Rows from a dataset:
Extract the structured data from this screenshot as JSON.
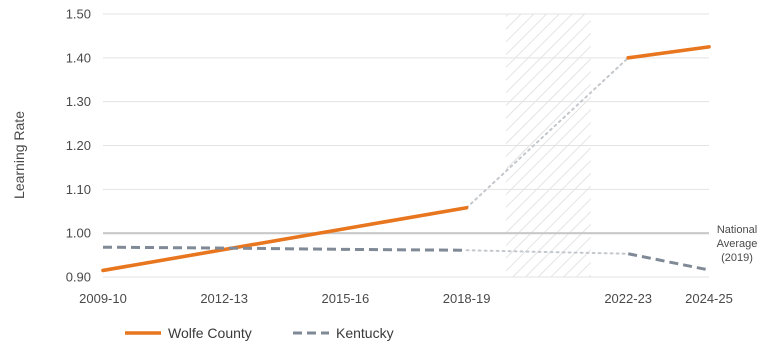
{
  "chart_data": {
    "type": "line",
    "ylabel": "Learning Rate",
    "ylim": [
      0.9,
      1.5
    ],
    "y_ticks": [
      "0.90",
      "1.00",
      "1.10",
      "1.20",
      "1.30",
      "1.40",
      "1.50"
    ],
    "x_ticks": [
      "2009-10",
      "2012-13",
      "2015-16",
      "2018-19",
      "2022-23",
      "2024-25"
    ],
    "grid": "horizontal",
    "reference_line": {
      "y": 1.0,
      "label_lines": [
        "National",
        "Average",
        "(2019)"
      ],
      "color": "#c8c8c8"
    },
    "shaded_gap": {
      "from": "2019-20",
      "to": "2021-22"
    },
    "series": [
      {
        "name": "Wolfe County",
        "color": "#e8761e",
        "style": "solid",
        "segments": [
          [
            {
              "x": "2009-10",
              "y": 0.915
            },
            {
              "x": "2018-19",
              "y": 1.058
            }
          ],
          [
            {
              "x": "2022-23",
              "y": 1.4
            },
            {
              "x": "2024-25",
              "y": 1.425
            }
          ]
        ],
        "gap_connector": [
          {
            "x": "2018-19",
            "y": 1.058
          },
          {
            "x": "2022-23",
            "y": 1.4
          }
        ]
      },
      {
        "name": "Kentucky",
        "color": "#7f8a96",
        "style": "dashed",
        "segments": [
          [
            {
              "x": "2009-10",
              "y": 0.968
            },
            {
              "x": "2012-13",
              "y": 0.966
            },
            {
              "x": "2015-16",
              "y": 0.963
            },
            {
              "x": "2018-19",
              "y": 0.961
            }
          ],
          [
            {
              "x": "2022-23",
              "y": 0.953
            },
            {
              "x": "2024-25",
              "y": 0.916
            }
          ]
        ],
        "gap_connector": [
          {
            "x": "2018-19",
            "y": 0.961
          },
          {
            "x": "2022-23",
            "y": 0.953
          }
        ]
      }
    ],
    "legend": {
      "placement": "bottom-left"
    },
    "colors": {
      "grid": "#e3e3e3",
      "gap_hatch": "#d9d9d9",
      "connector": "#c4c8cc",
      "axis_text": "#4a4a4a"
    }
  }
}
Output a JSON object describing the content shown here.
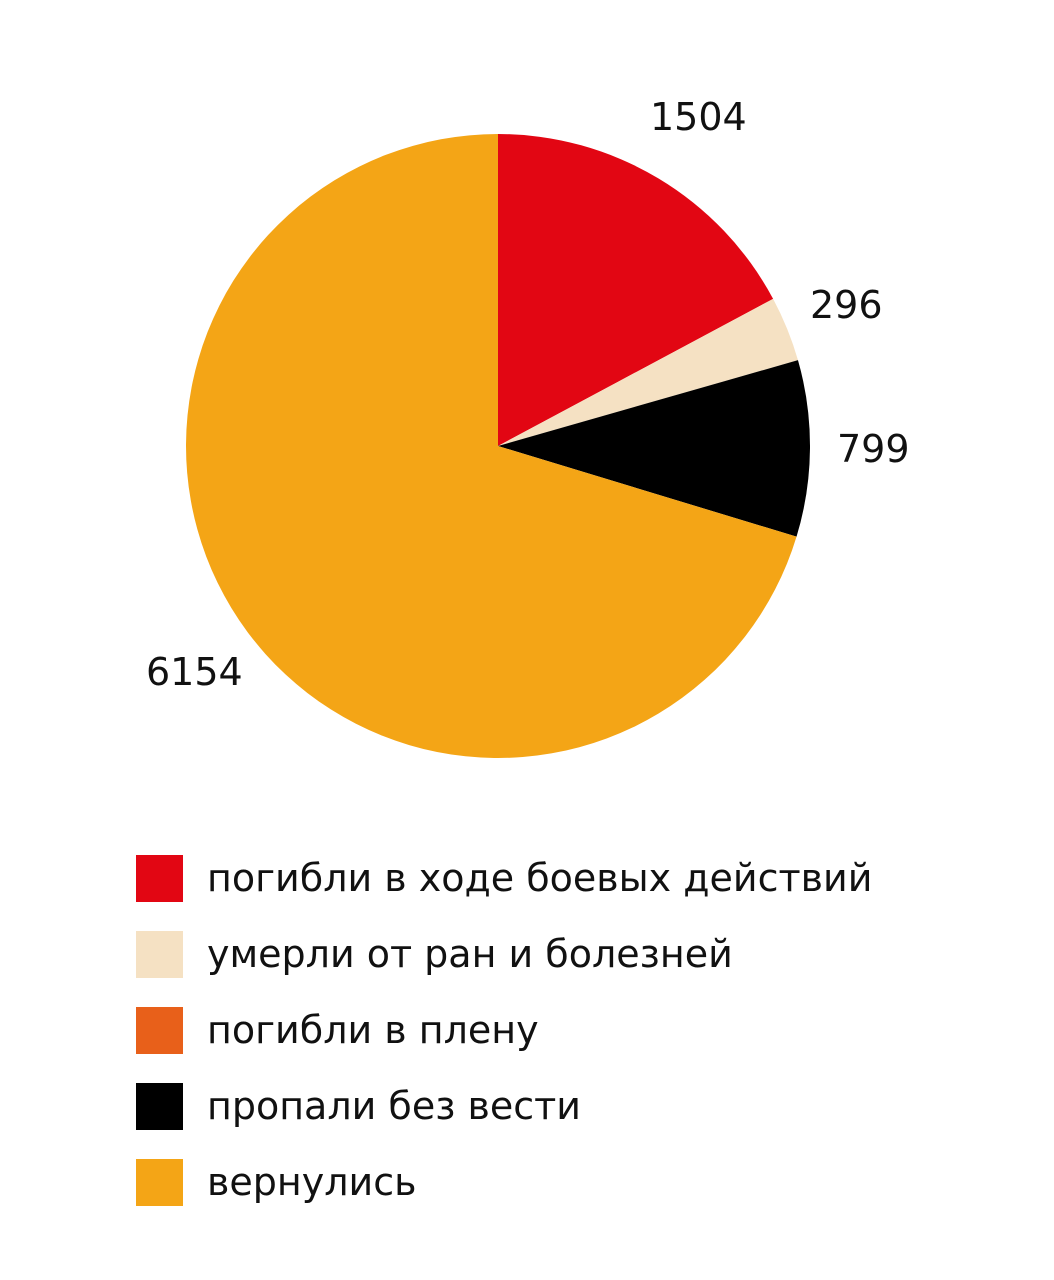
{
  "chart_data": {
    "type": "pie",
    "start_angle_deg": 0,
    "direction": "clockwise",
    "slices": [
      {
        "name": "погибли в ходе боевых действий",
        "value": 1504,
        "label": "1504",
        "color": "#e20613"
      },
      {
        "name": "умерли от ран и болезней",
        "value": 296,
        "label": "296",
        "color": "#f5e1c3"
      },
      {
        "name": "погибли в плену",
        "value": 0,
        "label": "",
        "color": "#e8601a"
      },
      {
        "name": "пропали без вести",
        "value": 799,
        "label": "799",
        "color": "#000000"
      },
      {
        "name": "вернулись",
        "value": 6154,
        "label": "6154",
        "color": "#f4a516"
      }
    ],
    "legend": {
      "placement": "bottom",
      "entries": [
        {
          "label": "погибли в ходе боевых действий",
          "color": "#e20613"
        },
        {
          "label": "умерли от ран и болезней",
          "color": "#f5e1c3"
        },
        {
          "label": "погибли в плену",
          "color": "#e8601a"
        },
        {
          "label": "пропали без вести",
          "color": "#000000"
        },
        {
          "label": "вернулись",
          "color": "#f4a516"
        }
      ]
    }
  }
}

**What is expected:** Please transcribe the material above exactly as written. Leave the pictures out.

**Solution for this exercise:**
Extract the structured data from this screenshot as JSON.
{
  "chart_data": {
    "type": "line",
    "ylabel": "Learning Rate",
    "ylim": [
      0.9,
      1.5
    ],
    "y_ticks": [
      "0.90",
      "1.00",
      "1.10",
      "1.20",
      "1.30",
      "1.40",
      "1.50"
    ],
    "x_ticks": [
      "2009-10",
      "2012-13",
      "2015-16",
      "2018-19",
      "2022-23",
      "2024-25"
    ],
    "grid": "horizontal",
    "reference_line": {
      "y": 1.0,
      "label_lines": [
        "National",
        "Average",
        "(2019)"
      ],
      "color": "#c8c8c8"
    },
    "shaded_gap": {
      "from": "2019-20",
      "to": "2021-22"
    },
    "series": [
      {
        "name": "Wolfe County",
        "color": "#e8761e",
        "style": "solid",
        "segments": [
          [
            {
              "x": "2009-10",
              "y": 0.915
            },
            {
              "x": "2018-19",
              "y": 1.058
            }
          ],
          [
            {
              "x": "2022-23",
              "y": 1.4
            },
            {
              "x": "2024-25",
              "y": 1.425
            }
          ]
        ],
        "gap_connector": [
          {
            "x": "2018-19",
            "y": 1.058
          },
          {
            "x": "2022-23",
            "y": 1.4
          }
        ]
      },
      {
        "name": "Kentucky",
        "color": "#7f8a96",
        "style": "dashed",
        "segments": [
          [
            {
              "x": "2009-10",
              "y": 0.968
            },
            {
              "x": "2012-13",
              "y": 0.966
            },
            {
              "x": "2015-16",
              "y": 0.963
            },
            {
              "x": "2018-19",
              "y": 0.961
            }
          ],
          [
            {
              "x": "2022-23",
              "y": 0.953
            },
            {
              "x": "2024-25",
              "y": 0.916
            }
          ]
        ],
        "gap_connector": [
          {
            "x": "2018-19",
            "y": 0.961
          },
          {
            "x": "2022-23",
            "y": 0.953
          }
        ]
      }
    ],
    "legend": {
      "placement": "bottom-left"
    },
    "colors": {
      "grid": "#e3e3e3",
      "gap_hatch": "#d9d9d9",
      "connector": "#c4c8cc",
      "axis_text": "#4a4a4a"
    }
  }
}
Output a JSON object describing the content shown here.
{
  "chart_data": {
    "type": "pie",
    "start_angle_deg": 0,
    "direction": "clockwise",
    "slices": [
      {
        "name": "погибли в ходе боевых действий",
        "value": 1504,
        "label": "1504",
        "color": "#e20613"
      },
      {
        "name": "умерли от ран и болезней",
        "value": 296,
        "label": "296",
        "color": "#f5e1c3"
      },
      {
        "name": "погибли в плену",
        "value": 0,
        "label": "",
        "color": "#e8601a"
      },
      {
        "name": "пропали без вести",
        "value": 799,
        "label": "799",
        "color": "#000000"
      },
      {
        "name": "вернулись",
        "value": 6154,
        "label": "6154",
        "color": "#f4a516"
      }
    ],
    "legend": {
      "placement": "bottom",
      "entries": [
        {
          "label": "погибли в ходе боевых действий",
          "color": "#e20613"
        },
        {
          "label": "умерли от ран и болезней",
          "color": "#f5e1c3"
        },
        {
          "label": "погибли в плену",
          "color": "#e8601a"
        },
        {
          "label": "пропали без вести",
          "color": "#000000"
        },
        {
          "label": "вернулись",
          "color": "#f4a516"
        }
      ]
    }
  }
}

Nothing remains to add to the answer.